▶ **CHALLENGE**
Retype everything in the listing, leaving each line exactly as it is.

•••••

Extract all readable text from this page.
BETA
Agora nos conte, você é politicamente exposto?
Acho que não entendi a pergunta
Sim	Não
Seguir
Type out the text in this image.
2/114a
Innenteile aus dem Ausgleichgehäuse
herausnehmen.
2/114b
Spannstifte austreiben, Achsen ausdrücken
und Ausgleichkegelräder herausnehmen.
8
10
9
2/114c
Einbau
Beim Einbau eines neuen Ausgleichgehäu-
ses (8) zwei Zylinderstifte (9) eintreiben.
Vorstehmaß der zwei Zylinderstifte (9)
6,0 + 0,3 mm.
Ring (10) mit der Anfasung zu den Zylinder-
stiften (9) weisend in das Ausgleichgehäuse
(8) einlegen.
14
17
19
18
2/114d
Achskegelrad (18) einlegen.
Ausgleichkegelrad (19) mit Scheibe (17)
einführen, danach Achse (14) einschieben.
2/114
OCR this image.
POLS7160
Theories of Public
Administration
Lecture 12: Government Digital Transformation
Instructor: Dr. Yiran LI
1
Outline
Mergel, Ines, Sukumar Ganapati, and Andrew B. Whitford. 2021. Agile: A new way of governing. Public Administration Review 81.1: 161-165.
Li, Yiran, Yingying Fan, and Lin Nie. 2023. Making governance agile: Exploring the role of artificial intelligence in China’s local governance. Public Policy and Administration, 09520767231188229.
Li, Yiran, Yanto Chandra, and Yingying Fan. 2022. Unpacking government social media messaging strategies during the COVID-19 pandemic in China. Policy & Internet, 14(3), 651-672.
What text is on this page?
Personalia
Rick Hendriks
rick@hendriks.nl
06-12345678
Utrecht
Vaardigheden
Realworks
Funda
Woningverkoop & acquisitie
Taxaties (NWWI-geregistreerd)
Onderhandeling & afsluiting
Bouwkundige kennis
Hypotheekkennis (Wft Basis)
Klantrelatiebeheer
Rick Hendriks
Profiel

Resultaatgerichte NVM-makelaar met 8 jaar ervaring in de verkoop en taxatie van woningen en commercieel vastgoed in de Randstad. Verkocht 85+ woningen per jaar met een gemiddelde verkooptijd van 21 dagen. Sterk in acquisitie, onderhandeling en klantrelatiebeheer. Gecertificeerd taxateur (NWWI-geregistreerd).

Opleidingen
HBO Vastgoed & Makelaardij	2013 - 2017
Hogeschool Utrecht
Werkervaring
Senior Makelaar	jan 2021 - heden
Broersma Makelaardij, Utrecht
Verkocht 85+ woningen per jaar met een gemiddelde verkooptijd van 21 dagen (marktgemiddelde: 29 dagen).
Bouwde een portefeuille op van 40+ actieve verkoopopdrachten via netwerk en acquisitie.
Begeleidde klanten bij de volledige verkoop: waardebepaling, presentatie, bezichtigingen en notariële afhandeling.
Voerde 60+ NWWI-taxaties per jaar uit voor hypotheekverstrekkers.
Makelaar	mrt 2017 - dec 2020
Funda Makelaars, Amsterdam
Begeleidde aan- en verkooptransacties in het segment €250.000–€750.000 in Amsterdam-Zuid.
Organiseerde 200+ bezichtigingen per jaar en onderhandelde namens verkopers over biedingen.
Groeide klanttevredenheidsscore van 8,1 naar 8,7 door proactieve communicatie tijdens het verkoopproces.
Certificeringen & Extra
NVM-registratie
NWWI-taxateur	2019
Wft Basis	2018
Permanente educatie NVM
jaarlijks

•••••

▶ **OUTPUT OF THE EXERCISE**
Extract all readable text from this page.
BETA
Agora nos conte, você é politicamente exposto?
Acho que não entendi a pergunta
Sim	Não
Seguir
Type out the text in this image.
2/114a
Innenteile aus dem Ausgleichgehäuse
herausnehmen.
2/114b
Spannstifte austreiben, Achsen ausdrücken
und Ausgleichkegelräder herausnehmen.
8
10
9
2/114c
Einbau
Beim Einbau eines neuen Ausgleichgehäu-
ses (8) zwei Zylinderstifte (9) eintreiben.
Vorstehmaß der zwei Zylinderstifte (9)
6,0 + 0,3 mm.
Ring (10) mit der Anfasung zu den Zylinder-
stiften (9) weisend in das Ausgleichgehäuse
(8) einlegen.
14
17
19
18
2/114d
Achskegelrad (18) einlegen.
Ausgleichkegelrad (19) mit Scheibe (17)
einführen, danach Achse (14) einschieben.
2/114
OCR this image.
POLS7160
Theories of Public
Administration
Lecture 12: Government Digital Transformation
Instructor: Dr. Yiran LI
1
Outline
Mergel, Ines, Sukumar Ganapati, and Andrew B. Whitford. 2021. Agile: A new way of governing. Public Administration Review 81.1: 161-165.
Li, Yiran, Yingying Fan, and Lin Nie. 2023. Making governance agile: Exploring the role of artificial intelligence in China’s local governance. Public Policy and Administration, 09520767231188229.
Li, Yiran, Yanto Chandra, and Yingying Fan. 2022. Unpacking government social media messaging strategies during the COVID-19 pandemic in China. Policy & Internet, 14(3), 651-672.
What text is on this page?
Personalia
Rick Hendriks
rick@hendriks.nl
06-12345678
Utrecht
Vaardigheden
Realworks
Funda
Woningverkoop & acquisitie
Taxaties (NWWI-geregistreerd)
Onderhandeling & afsluiting
Bouwkundige kennis
Hypotheekkennis (Wft Basis)
Klantrelatiebeheer
Rick Hendriks
Profiel

Resultaatgerichte NVM-makelaar met 8 jaar ervaring in de verkoop en taxatie van woningen en commercieel vastgoed in de Randstad. Verkocht 85+ woningen per jaar met een gemiddelde verkooptijd van 21 dagen. Sterk in acquisitie, onderhandeling en klantrelatiebeheer. Gecertificeerd taxateur (NWWI-geregistreerd).

Opleidingen
HBO Vastgoed & Makelaardij	2013 - 2017
Hogeschool Utrecht
Werkervaring
Senior Makelaar	jan 2021 - heden
Broersma Makelaardij, Utrecht
Verkocht 85+ woningen per jaar met een gemiddelde verkooptijd van 21 dagen (marktgemiddelde: 29 dagen).
Bouwde een portefeuille op van 40+ actieve verkoopopdrachten via netwerk en acquisitie.
Begeleidde klanten bij de volledige verkoop: waardebepaling, presentatie, bezichtigingen en notariële afhandeling.
Voerde 60+ NWWI-taxaties per jaar uit voor hypotheekverstrekkers.
Makelaar	mrt 2017 - dec 2020
Funda Makelaars, Amsterdam
Begeleidde aan- en verkooptransacties in het segment €250.000–€750.000 in Amsterdam-Zuid.
Organiseerde 200+ bezichtigingen per jaar en onderhandelde namens verkopers over biedingen.
Groeide klanttevredenheidsscore van 8,1 naar 8,7 door proactieve communicatie tijdens het verkoopproces.
Certificeringen & Extra
NVM-registratie
NWWI-taxateur	2019
Wft Basis	2018
Permanente educatie NVM
jaarlijks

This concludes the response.